TASK GOAL:
Reproduce the listing below exactly. Pictures do not belong in the copy.

* BEGIN RAW DATA *

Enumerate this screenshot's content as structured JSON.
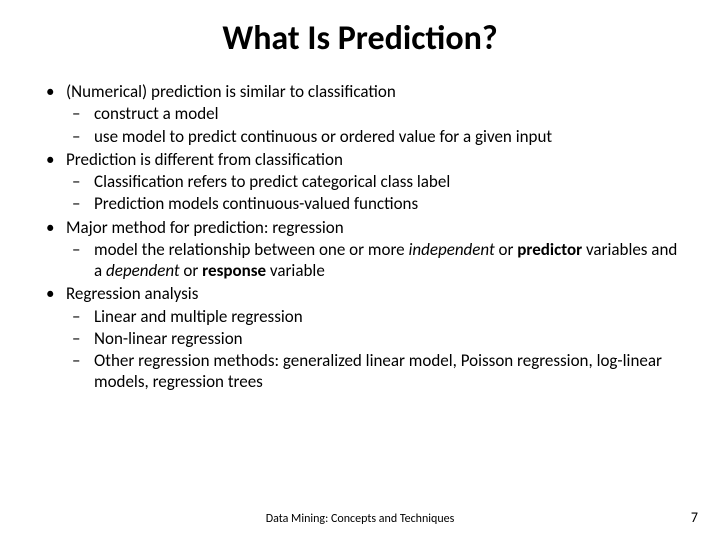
{
  "title": "What Is Prediction?",
  "title_fontsize": 34,
  "body_fontsize": 17,
  "footer_fontsize": 12,
  "pagenum_fontsize": 14,
  "text_color": "#000000",
  "background_color": "#ffffff",
  "bullets": {
    "b1": "(Numerical) prediction is similar to classification",
    "b1_1": "construct a model",
    "b1_2": "use model to predict continuous or ordered  value for a given input",
    "b2": "Prediction is different from classification",
    "b2_1": "Classification refers to predict categorical class label",
    "b2_2": "Prediction models continuous-valued functions",
    "b3": "Major method for prediction: regression",
    "b3_1_pre": "model the relationship between one or more ",
    "b3_1_independent": "independent",
    "b3_1_or1": " or ",
    "b3_1_predictor": "predictor",
    "b3_1_mid": " variables and a ",
    "b3_1_dependent": "dependent",
    "b3_1_or2": " or ",
    "b3_1_response": "response",
    "b3_1_end": " variable",
    "b4": "Regression analysis",
    "b4_1": "Linear and multiple regression",
    "b4_2": "Non-linear regression",
    "b4_3": "Other regression methods: generalized linear model, Poisson regression, log-linear models, regression trees"
  },
  "footer": "Data Mining: Concepts and Techniques",
  "page_number": "7"
}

* END RAW DATA *

EXERCISE SOLUTION:
Enumerate this screenshot's content as structured JSON.
{
  "title": "What Is Prediction?",
  "title_fontsize": 34,
  "body_fontsize": 17,
  "footer_fontsize": 12,
  "pagenum_fontsize": 14,
  "text_color": "#000000",
  "background_color": "#ffffff",
  "bullets": {
    "b1": "(Numerical) prediction is similar to classification",
    "b1_1": "construct a model",
    "b1_2": "use model to predict continuous or ordered  value for a given input",
    "b2": "Prediction is different from classification",
    "b2_1": "Classification refers to predict categorical class label",
    "b2_2": "Prediction models continuous-valued functions",
    "b3": "Major method for prediction: regression",
    "b3_1_pre": "model the relationship between one or more ",
    "b3_1_independent": "independent",
    "b3_1_or1": " or ",
    "b3_1_predictor": "predictor",
    "b3_1_mid": " variables and a ",
    "b3_1_dependent": "dependent",
    "b3_1_or2": " or ",
    "b3_1_response": "response",
    "b3_1_end": " variable",
    "b4": "Regression analysis",
    "b4_1": "Linear and multiple regression",
    "b4_2": "Non-linear regression",
    "b4_3": "Other regression methods: generalized linear model, Poisson regression, log-linear models, regression trees"
  },
  "footer": "Data Mining: Concepts and Techniques",
  "page_number": "7"
}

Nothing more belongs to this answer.